Data entries:
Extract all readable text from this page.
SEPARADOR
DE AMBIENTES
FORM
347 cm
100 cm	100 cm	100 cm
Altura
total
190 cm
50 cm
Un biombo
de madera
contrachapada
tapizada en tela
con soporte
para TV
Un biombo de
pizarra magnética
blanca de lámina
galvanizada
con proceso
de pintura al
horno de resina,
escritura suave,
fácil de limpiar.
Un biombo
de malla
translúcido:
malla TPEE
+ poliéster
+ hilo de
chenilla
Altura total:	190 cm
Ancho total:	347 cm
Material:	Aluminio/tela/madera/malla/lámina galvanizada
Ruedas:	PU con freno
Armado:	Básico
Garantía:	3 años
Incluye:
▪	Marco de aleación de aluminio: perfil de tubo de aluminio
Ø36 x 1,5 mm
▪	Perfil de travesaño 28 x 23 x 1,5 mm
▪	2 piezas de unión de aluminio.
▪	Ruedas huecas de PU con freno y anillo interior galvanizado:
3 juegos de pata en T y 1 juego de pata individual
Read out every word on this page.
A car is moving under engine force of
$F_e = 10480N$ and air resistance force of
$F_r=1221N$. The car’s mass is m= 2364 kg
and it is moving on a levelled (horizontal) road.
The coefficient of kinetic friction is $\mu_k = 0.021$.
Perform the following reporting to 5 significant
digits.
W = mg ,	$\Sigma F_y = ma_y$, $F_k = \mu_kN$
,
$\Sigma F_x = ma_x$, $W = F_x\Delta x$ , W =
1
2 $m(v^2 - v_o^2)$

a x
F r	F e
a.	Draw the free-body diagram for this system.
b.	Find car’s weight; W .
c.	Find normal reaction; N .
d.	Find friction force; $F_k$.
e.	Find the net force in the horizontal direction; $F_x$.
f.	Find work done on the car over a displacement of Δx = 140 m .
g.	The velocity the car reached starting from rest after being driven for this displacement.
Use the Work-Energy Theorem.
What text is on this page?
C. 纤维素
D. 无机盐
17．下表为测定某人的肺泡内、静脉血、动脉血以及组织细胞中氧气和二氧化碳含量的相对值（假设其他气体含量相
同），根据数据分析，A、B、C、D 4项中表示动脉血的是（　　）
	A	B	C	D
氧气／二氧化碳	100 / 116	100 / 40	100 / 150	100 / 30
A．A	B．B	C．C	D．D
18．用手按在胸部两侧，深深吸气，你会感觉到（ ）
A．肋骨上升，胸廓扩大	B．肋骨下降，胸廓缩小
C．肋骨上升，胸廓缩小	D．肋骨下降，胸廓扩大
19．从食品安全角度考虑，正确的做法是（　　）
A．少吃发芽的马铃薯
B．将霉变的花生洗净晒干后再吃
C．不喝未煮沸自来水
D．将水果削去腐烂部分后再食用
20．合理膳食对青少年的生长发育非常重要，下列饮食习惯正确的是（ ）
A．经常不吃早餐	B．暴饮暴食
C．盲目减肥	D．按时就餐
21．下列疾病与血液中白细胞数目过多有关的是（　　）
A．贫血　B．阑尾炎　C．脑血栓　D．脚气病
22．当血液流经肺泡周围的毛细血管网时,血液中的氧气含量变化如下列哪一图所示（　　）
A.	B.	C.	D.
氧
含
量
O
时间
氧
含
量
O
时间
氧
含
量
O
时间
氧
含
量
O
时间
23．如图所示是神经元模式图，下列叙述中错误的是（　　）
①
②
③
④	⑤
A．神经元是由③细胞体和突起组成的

### Task prompt
Please repeat the listing exactly, with nothing left out.

### Complete response
Extract all readable text from this page.
SEPARADOR
DE AMBIENTES
FORM
347 cm
100 cm	100 cm	100 cm
Altura
total
190 cm
50 cm
Un biombo
de madera
contrachapada
tapizada en tela
con soporte
para TV
Un biombo de
pizarra magnética
blanca de lámina
galvanizada
con proceso
de pintura al
horno de resina,
escritura suave,
fácil de limpiar.
Un biombo
de malla
translúcido:
malla TPEE
+ poliéster
+ hilo de
chenilla
Altura total:	190 cm
Ancho total:	347 cm
Material:	Aluminio/tela/madera/malla/lámina galvanizada
Ruedas:	PU con freno
Armado:	Básico
Garantía:	3 años
Incluye:
▪	Marco de aleación de aluminio: perfil de tubo de aluminio
Ø36 x 1,5 mm
▪	Perfil de travesaño 28 x 23 x 1,5 mm
▪	2 piezas de unión de aluminio.
▪	Ruedas huecas de PU con freno y anillo interior galvanizado:
3 juegos de pata en T y 1 juego de pata individual
Read out every word on this page.
A car is moving under engine force of
$F_e = 10480N$ and air resistance force of
$F_r=1221N$. The car’s mass is m= 2364 kg
and it is moving on a levelled (horizontal) road.
The coefficient of kinetic friction is $\mu_k = 0.021$.
Perform the following reporting to 5 significant
digits.
W = mg ,	$\Sigma F_y = ma_y$, $F_k = \mu_kN$
,
$\Sigma F_x = ma_x$, $W = F_x\Delta x$ , W =
1
2 $m(v^2 - v_o^2)$

a x
F r	F e
a.	Draw the free-body diagram for this system.
b.	Find car’s weight; W .
c.	Find normal reaction; N .
d.	Find friction force; $F_k$.
e.	Find the net force in the horizontal direction; $F_x$.
f.	Find work done on the car over a displacement of Δx = 140 m .
g.	The velocity the car reached starting from rest after being driven for this displacement.
Use the Work-Energy Theorem.
What text is on this page?
C. 纤维素
D. 无机盐
17．下表为测定某人的肺泡内、静脉血、动脉血以及组织细胞中氧气和二氧化碳含量的相对值（假设其他气体含量相
同），根据数据分析，A、B、C、D 4项中表示动脉血的是（　　）
	A	B	C	D
氧气／二氧化碳	100 / 116	100 / 40	100 / 150	100 / 30
A．A	B．B	C．C	D．D
18．用手按在胸部两侧，深深吸气，你会感觉到（ ）
A．肋骨上升，胸廓扩大	B．肋骨下降，胸廓缩小
C．肋骨上升，胸廓缩小	D．肋骨下降，胸廓扩大
19．从食品安全角度考虑，正确的做法是（　　）
A．少吃发芽的马铃薯
B．将霉变的花生洗净晒干后再吃
C．不喝未煮沸自来水
D．将水果削去腐烂部分后再食用
20．合理膳食对青少年的生长发育非常重要，下列饮食习惯正确的是（ ）
A．经常不吃早餐	B．暴饮暴食
C．盲目减肥	D．按时就餐
21．下列疾病与血液中白细胞数目过多有关的是（　　）
A．贫血　B．阑尾炎　C．脑血栓　D．脚气病
22．当血液流经肺泡周围的毛细血管网时,血液中的氧气含量变化如下列哪一图所示（　　）
A.	B.	C.	D.
氧
含
量
O
时间
氧
含
量
O
时间
氧
含
量
O
时间
氧
含
量
O
时间
23．如图所示是神经元模式图，下列叙述中错误的是（　　）
①
②
③
④	⑤
A．神经元是由③细胞体和突起组成的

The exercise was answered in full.